Repeat the listing in full, preserving every character.

-- Data entries --
----
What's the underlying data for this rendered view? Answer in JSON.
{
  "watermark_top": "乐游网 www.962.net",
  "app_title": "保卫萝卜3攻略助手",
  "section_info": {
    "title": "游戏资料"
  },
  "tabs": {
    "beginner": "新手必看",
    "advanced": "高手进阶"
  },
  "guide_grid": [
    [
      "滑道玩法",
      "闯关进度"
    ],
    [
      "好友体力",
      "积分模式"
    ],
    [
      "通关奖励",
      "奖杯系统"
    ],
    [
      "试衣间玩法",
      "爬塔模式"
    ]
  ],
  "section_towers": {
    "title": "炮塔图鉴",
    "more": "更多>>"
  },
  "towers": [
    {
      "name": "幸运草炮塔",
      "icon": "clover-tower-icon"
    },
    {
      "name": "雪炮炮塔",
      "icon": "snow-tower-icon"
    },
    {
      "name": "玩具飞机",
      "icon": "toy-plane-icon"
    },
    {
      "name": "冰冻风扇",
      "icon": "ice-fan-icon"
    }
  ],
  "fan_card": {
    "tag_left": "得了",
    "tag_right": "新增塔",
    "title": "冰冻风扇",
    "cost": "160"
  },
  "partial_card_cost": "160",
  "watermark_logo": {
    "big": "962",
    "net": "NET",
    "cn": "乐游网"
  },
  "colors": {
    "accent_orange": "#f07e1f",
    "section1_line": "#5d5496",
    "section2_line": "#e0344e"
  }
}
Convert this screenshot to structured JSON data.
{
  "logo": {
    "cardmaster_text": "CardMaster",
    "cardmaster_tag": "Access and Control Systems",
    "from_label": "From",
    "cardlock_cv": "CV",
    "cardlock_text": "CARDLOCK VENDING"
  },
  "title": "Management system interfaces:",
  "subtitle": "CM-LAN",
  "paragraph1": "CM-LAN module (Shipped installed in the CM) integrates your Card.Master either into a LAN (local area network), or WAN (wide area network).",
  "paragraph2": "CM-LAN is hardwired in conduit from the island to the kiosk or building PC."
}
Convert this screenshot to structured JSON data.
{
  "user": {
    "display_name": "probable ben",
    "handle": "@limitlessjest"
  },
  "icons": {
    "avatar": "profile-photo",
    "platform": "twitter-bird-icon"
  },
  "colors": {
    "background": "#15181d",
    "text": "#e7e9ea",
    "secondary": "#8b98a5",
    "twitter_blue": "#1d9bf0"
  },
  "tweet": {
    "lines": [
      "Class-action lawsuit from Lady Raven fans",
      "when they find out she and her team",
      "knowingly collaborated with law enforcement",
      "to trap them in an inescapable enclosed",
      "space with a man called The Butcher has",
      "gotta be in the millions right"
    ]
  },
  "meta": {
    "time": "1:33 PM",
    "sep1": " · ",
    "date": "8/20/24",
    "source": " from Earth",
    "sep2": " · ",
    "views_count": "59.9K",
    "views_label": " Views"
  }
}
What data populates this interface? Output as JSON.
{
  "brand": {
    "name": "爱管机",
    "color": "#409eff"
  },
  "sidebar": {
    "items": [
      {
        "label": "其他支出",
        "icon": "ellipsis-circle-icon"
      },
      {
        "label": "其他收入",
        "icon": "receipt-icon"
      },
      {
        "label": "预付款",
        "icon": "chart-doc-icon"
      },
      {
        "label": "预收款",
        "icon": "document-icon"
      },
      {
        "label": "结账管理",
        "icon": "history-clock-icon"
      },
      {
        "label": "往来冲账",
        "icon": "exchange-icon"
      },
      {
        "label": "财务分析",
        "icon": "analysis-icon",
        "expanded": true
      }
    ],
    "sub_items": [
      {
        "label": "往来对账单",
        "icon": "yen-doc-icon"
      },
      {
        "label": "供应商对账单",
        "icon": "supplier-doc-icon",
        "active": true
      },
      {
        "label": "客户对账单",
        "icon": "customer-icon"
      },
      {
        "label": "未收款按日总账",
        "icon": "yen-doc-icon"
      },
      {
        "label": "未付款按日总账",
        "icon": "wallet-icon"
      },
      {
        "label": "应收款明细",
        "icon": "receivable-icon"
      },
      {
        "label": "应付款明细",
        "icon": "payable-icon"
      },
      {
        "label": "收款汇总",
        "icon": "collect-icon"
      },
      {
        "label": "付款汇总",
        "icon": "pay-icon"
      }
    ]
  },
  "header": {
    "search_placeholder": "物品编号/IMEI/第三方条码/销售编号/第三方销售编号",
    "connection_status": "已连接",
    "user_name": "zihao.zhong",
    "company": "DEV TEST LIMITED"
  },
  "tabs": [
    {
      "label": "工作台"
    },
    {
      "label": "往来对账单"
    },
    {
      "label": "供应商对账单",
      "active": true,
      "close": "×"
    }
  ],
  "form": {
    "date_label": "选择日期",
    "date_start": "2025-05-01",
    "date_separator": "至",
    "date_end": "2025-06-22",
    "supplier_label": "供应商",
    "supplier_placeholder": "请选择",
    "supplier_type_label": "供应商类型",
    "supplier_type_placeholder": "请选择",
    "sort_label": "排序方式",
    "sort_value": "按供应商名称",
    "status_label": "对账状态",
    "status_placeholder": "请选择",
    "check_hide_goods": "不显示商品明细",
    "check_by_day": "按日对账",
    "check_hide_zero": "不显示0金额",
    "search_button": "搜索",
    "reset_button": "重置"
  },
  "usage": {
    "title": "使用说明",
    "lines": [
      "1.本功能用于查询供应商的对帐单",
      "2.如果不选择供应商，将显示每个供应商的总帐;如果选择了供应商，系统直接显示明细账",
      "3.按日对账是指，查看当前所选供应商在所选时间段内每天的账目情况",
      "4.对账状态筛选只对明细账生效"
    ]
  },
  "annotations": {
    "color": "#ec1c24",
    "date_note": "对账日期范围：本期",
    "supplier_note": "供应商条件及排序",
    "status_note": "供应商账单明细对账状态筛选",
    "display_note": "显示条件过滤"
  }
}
----
-- Solution below --
What's the underlying data for this rendered view? Answer in JSON.
{
  "watermark_top": "乐游网 www.962.net",
  "app_title": "保卫萝卜3攻略助手",
  "section_info": {
    "title": "游戏资料"
  },
  "tabs": {
    "beginner": "新手必看",
    "advanced": "高手进阶"
  },
  "guide_grid": [
    [
      "滑道玩法",
      "闯关进度"
    ],
    [
      "好友体力",
      "积分模式"
    ],
    [
      "通关奖励",
      "奖杯系统"
    ],
    [
      "试衣间玩法",
      "爬塔模式"
    ]
  ],
  "section_towers": {
    "title": "炮塔图鉴",
    "more": "更多>>"
  },
  "towers": [
    {
      "name": "幸运草炮塔",
      "icon": "clover-tower-icon"
    },
    {
      "name": "雪炮炮塔",
      "icon": "snow-tower-icon"
    },
    {
      "name": "玩具飞机",
      "icon": "toy-plane-icon"
    },
    {
      "name": "冰冻风扇",
      "icon": "ice-fan-icon"
    }
  ],
  "fan_card": {
    "tag_left": "得了",
    "tag_right": "新增塔",
    "title": "冰冻风扇",
    "cost": "160"
  },
  "partial_card_cost": "160",
  "watermark_logo": {
    "big": "962",
    "net": "NET",
    "cn": "乐游网"
  },
  "colors": {
    "accent_orange": "#f07e1f",
    "section1_line": "#5d5496",
    "section2_line": "#e0344e"
  }
}
Convert this screenshot to structured JSON data.
{
  "logo": {
    "cardmaster_text": "CardMaster",
    "cardmaster_tag": "Access and Control Systems",
    "from_label": "From",
    "cardlock_cv": "CV",
    "cardlock_text": "CARDLOCK VENDING"
  },
  "title": "Management system interfaces:",
  "subtitle": "CM-LAN",
  "paragraph1": "CM-LAN module (Shipped installed in the CM) integrates your Card.Master either into a LAN (local area network), or WAN (wide area network).",
  "paragraph2": "CM-LAN is hardwired in conduit from the island to the kiosk or building PC."
}
Convert this screenshot to structured JSON data.
{
  "user": {
    "display_name": "probable ben",
    "handle": "@limitlessjest"
  },
  "icons": {
    "avatar": "profile-photo",
    "platform": "twitter-bird-icon"
  },
  "colors": {
    "background": "#15181d",
    "text": "#e7e9ea",
    "secondary": "#8b98a5",
    "twitter_blue": "#1d9bf0"
  },
  "tweet": {
    "lines": [
      "Class-action lawsuit from Lady Raven fans",
      "when they find out she and her team",
      "knowingly collaborated with law enforcement",
      "to trap them in an inescapable enclosed",
      "space with a man called The Butcher has",
      "gotta be in the millions right"
    ]
  },
  "meta": {
    "time": "1:33 PM",
    "sep1": " · ",
    "date": "8/20/24",
    "source": " from Earth",
    "sep2": " · ",
    "views_count": "59.9K",
    "views_label": " Views"
  }
}
What data populates this interface? Output as JSON.
{
  "brand": {
    "name": "爱管机",
    "color": "#409eff"
  },
  "sidebar": {
    "items": [
      {
        "label": "其他支出",
        "icon": "ellipsis-circle-icon"
      },
      {
        "label": "其他收入",
        "icon": "receipt-icon"
      },
      {
        "label": "预付款",
        "icon": "chart-doc-icon"
      },
      {
        "label": "预收款",
        "icon": "document-icon"
      },
      {
        "label": "结账管理",
        "icon": "history-clock-icon"
      },
      {
        "label": "往来冲账",
        "icon": "exchange-icon"
      },
      {
        "label": "财务分析",
        "icon": "analysis-icon",
        "expanded": true
      }
    ],
    "sub_items": [
      {
        "label": "往来对账单",
        "icon": "yen-doc-icon"
      },
      {
        "label": "供应商对账单",
        "icon": "supplier-doc-icon",
        "active": true
      },
      {
        "label": "客户对账单",
        "icon": "customer-icon"
      },
      {
        "label": "未收款按日总账",
        "icon": "yen-doc-icon"
      },
      {
        "label": "未付款按日总账",
        "icon": "wallet-icon"
      },
      {
        "label": "应收款明细",
        "icon": "receivable-icon"
      },
      {
        "label": "应付款明细",
        "icon": "payable-icon"
      },
      {
        "label": "收款汇总",
        "icon": "collect-icon"
      },
      {
        "label": "付款汇总",
        "icon": "pay-icon"
      }
    ]
  },
  "header": {
    "search_placeholder": "物品编号/IMEI/第三方条码/销售编号/第三方销售编号",
    "connection_status": "已连接",
    "user_name": "zihao.zhong",
    "company": "DEV TEST LIMITED"
  },
  "tabs": [
    {
      "label": "工作台"
    },
    {
      "label": "往来对账单"
    },
    {
      "label": "供应商对账单",
      "active": true,
      "close": "×"
    }
  ],
  "form": {
    "date_label": "选择日期",
    "date_start": "2025-05-01",
    "date_separator": "至",
    "date_end": "2025-06-22",
    "supplier_label": "供应商",
    "supplier_placeholder": "请选择",
    "supplier_type_label": "供应商类型",
    "supplier_type_placeholder": "请选择",
    "sort_label": "排序方式",
    "sort_value": "按供应商名称",
    "status_label": "对账状态",
    "status_placeholder": "请选择",
    "check_hide_goods": "不显示商品明细",
    "check_by_day": "按日对账",
    "check_hide_zero": "不显示0金额",
    "search_button": "搜索",
    "reset_button": "重置"
  },
  "usage": {
    "title": "使用说明",
    "lines": [
      "1.本功能用于查询供应商的对帐单",
      "2.如果不选择供应商，将显示每个供应商的总帐;如果选择了供应商，系统直接显示明细账",
      "3.按日对账是指，查看当前所选供应商在所选时间段内每天的账目情况",
      "4.对账状态筛选只对明细账生效"
    ]
  },
  "annotations": {
    "color": "#ec1c24",
    "date_note": "对账日期范围：本期",
    "supplier_note": "供应商条件及排序",
    "status_note": "供应商账单明细对账状态筛选",
    "display_note": "显示条件过滤"
  }
}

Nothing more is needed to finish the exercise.